## Instructions to follow:
Show each line from the listing that includes the word "Weil".

## Materials provided:
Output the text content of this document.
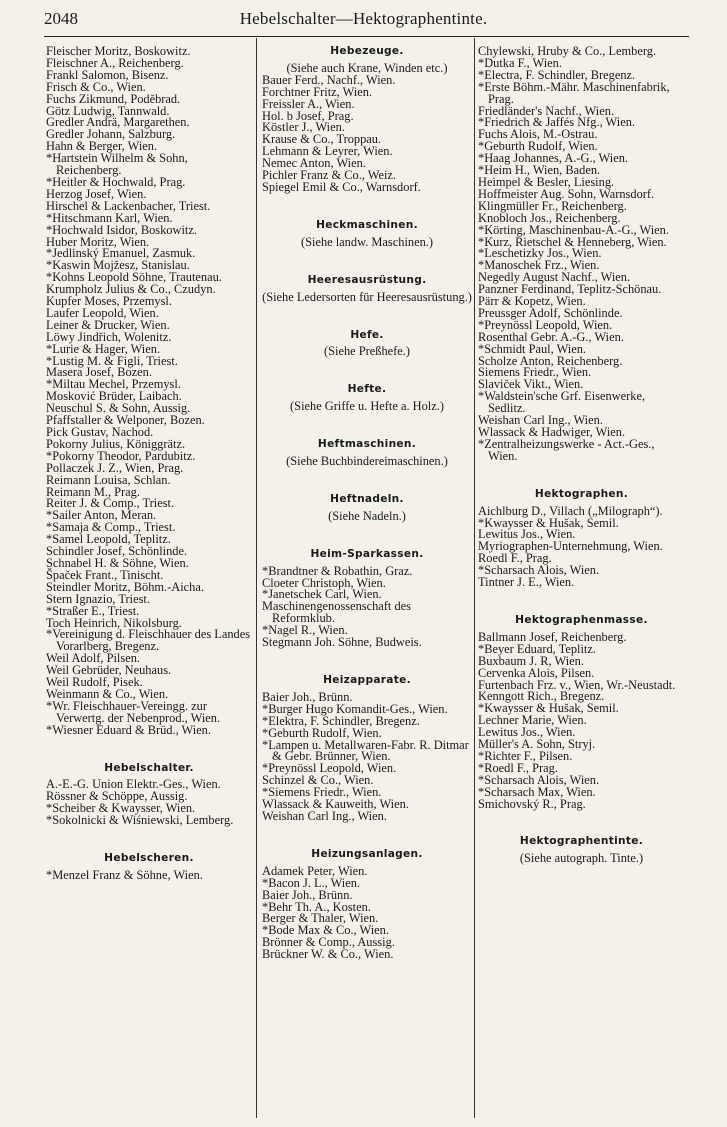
2048	Hebelschalter—Hektographentinte.
Fleischer Moritz, Boskowitz.
Fleischner A., Reichenberg.
Frankl Salomon, Bisenz.
Frisch & Co., Wien.
Fuchs Zikmund, Poděbrad.
Götz Ludwig, Tannwald.
Gredler Andrä, Margarethen.
Gredler Johann, Salzburg.
Hahn & Berger, Wien.
*Hartstein Wilhelm & Sohn, Reichenberg.
*Heitler & Hochwald, Prag.
Herzog Josef, Wien.
Hirschel & Lackenbacher, Triest.
*Hitschmann Karl, Wien.
*Hochwald Isidor, Boskowitz.
Huber Moritz, Wien.
*Jedlinský Emanuel, Zasmuk.
*Kaswin Mojžesz, Stanislau.
*Kohns Leopold Söhne, Trautenau.
Krumpholz Julius & Co., Czudyn.
Kupfer Moses, Przemysl.
Laufer Leopold, Wien.
Leiner & Drucker, Wien.
Löwy Jindřich, Wolenitz.
*Lurie & Hager, Wien.
*Lustig M. & Figli, Triest.
Masera Josef, Bozen.
*Miltau Mechel, Przemysl.
Mosković Brüder, Laibach.
Neuschul S. & Sohn, Aussig.
Pfaffstaller & Welponer, Bozen.
Pick Gustav, Nachod.
Pokorny Julius, Königgrätz.
*Pokorny Theodor, Pardubitz.
Pollaczek J. Z., Wien, Prag.
Reimann Louisa, Schlan.
Reimann M., Prag.
Reiter J. & Comp., Triest.
*Sailer Anton, Meran.
*Samaja & Comp., Triest.
*Samel Leopold, Teplitz.
Schindler Josef, Schönlinde.
Schnabel H. & Söhne, Wien.
Špaček Frant., Tinischt.
Steindler Moritz, Böhm.-Aicha.
Stern Ignazio, Triest.
*Straßer E., Triest.
Toch Heinrich, Nikolsburg.
*Vereinigung d. Fleischhauer des Landes Vorarlberg, Bregenz.
Weil Adolf, Pilsen.
Weil Gebrüder, Neuhaus.
Weil Rudolf, Pisek.
Weinmann & Co., Wien.
*Wr. Fleischhauer-Vereingg. zur Verwertg. der Nebenprod., Wien.
*Wiesner Eduard & Brüd., Wien.
Hebelschalter.
A.-E.-G. Union Elektr.-Ges., Wien.
Rössner & Schöppe, Aussig.
*Scheiber & Kwaysser, Wien.
*Sokolnicki & Wiśniewski, Lemberg.
Hebelscheren.
*Menzel Franz & Söhne, Wien.
Hebezeuge.
(Siehe auch Krane, Winden etc.)
Bauer Ferd., Nachf., Wien.
Forchtner Fritz, Wien.
Freissler A., Wien.
Hol. b Josef, Prag.
Köstler J., Wien.
Krause & Co., Troppau.
Lehmann & Leyrer, Wien.
Nemec Anton, Wien.
Pichler Franz & Co., Weiz.
Spiegel Emil & Co., Warnsdorf.
Heckmaschinen.
(Siehe landw. Maschinen.)
Heeresausrüstung.
(Siehe Ledersorten für Heeresausrüstung.)
Hefe.
(Siehe Preßhefe.)
Hefte.
(Siehe Griffe u. Hefte a. Holz.)
Heftmaschinen.
(Siehe Buchbindereimaschinen.)
Heftnadeln.
(Siehe Nadeln.)
Heim-Sparkassen.
*Brandtner & Robathin, Graz.
Cloeter Christoph, Wien.
*Janetschek Carl, Wien.
Maschinengenossenschaft des Reformklub.
*Nagel R., Wien.
Stegmann Joh. Söhne, Budweis.
Heizapparate.
Baier Joh., Brünn.
*Burger Hugo Komandit-Ges., Wien.
*Elektra, F. Schindler, Bregenz.
*Geburth Rudolf, Wien.
*Lampen u. Metallwaren-Fabr. R. Ditmar & Gebr. Brünner, Wien.
*Preynössl Leopold, Wien.
Schinzel & Co., Wien.
*Siemens Friedr., Wien.
Wlassack & Kauweith, Wien.
Weishan Carl Ing., Wien.
Heizungsanlagen.
Adamek Peter, Wien.
*Bacon J. L., Wien.
Baier Joh., Brünn.
*Behr Th. A., Kosten.
Berger & Thaler, Wien.
*Bode Max & Co., Wien.
Brönner & Comp., Aussig.
Brückner W. & Co., Wien.
Chylewski, Hruby & Co., Lemberg.
*Dutka F., Wien.
*Electra, F. Schindler, Bregenz.
*Erste Böhm.-Mähr. Maschinenfabrik, Prag.
Friedländer's Nachf., Wien.
*Friedrich & Jaffés Nfg., Wien.
Fuchs Alois, M.-Ostrau.
*Geburth Rudolf, Wien.
*Haag Johannes, A.-G., Wien.
*Heim H., Wien, Baden.
Heimpel & Besler, Liesing.
Hoffmeister Aug. Sohn, Warnsdorf.
Klingmüller Fr., Reichenberg.
Knobloch Jos., Reichenberg.
*Körting, Maschinenbau-A.-G., Wien.
*Kurz, Rietschel & Henneberg, Wien.
*Leschetizky Jos., Wien.
*Manoschek Frz., Wien.
Negedly August Nachf., Wien.
Panzner Ferdinand, Teplitz-Schönau.
Pärr & Kopetz, Wien.
Preussger Adolf, Schönlinde.
*Preynössl Leopold, Wien.
Rosenthal Gebr. A.-G., Wien.
*Schmidt Paul, Wien.
Scholze Anton, Reichenberg.
Siemens Friedr., Wien.
Slaviček Vikt., Wien.
*Waldstein'sche Grf. Eisenwerke, Sedlitz.
Weishan Carl Ing., Wien.
Wlassack & Hadwiger, Wien.
*Zentralheizungswerke - Act.-Ges., Wien.
Hektographen.
Aichlburg D., Villach („Milograph“).
*Kwaysser & Hušak, Semil.
Lewitus Jos., Wien.
Myriographen-Unternehmung, Wien.
Roedl F., Prag.
*Scharsach Alois, Wien.
Tintner J. E., Wien.
Hektographenmasse.
Ballmann Josef, Reichenberg.
*Beyer Eduard, Teplitz.
Buxbaum J. R, Wien.
Cervenka Alois, Pilsen.
Furtenbach Frz. v., Wien, Wr.-Neustadt.
Kenngott Rich., Bregenz.
*Kwaysser & Hušak, Semil.
Lechner Marie, Wien.
Lewitus Jos., Wien.
Müller's A. Sohn, Stryj.
*Richter F., Pilsen.
*Roedl F., Prag.
*Scharsach Alois, Wien.
*Scharsach Max, Wien.
Smichovský R., Prag.
Hektographentinte.
(Siehe autograph. Tinte.)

## The completed task:
Weil Adolf, Pilsen.
Weil Gebrüder, Neuhaus.
Weil Rudolf, Pisek.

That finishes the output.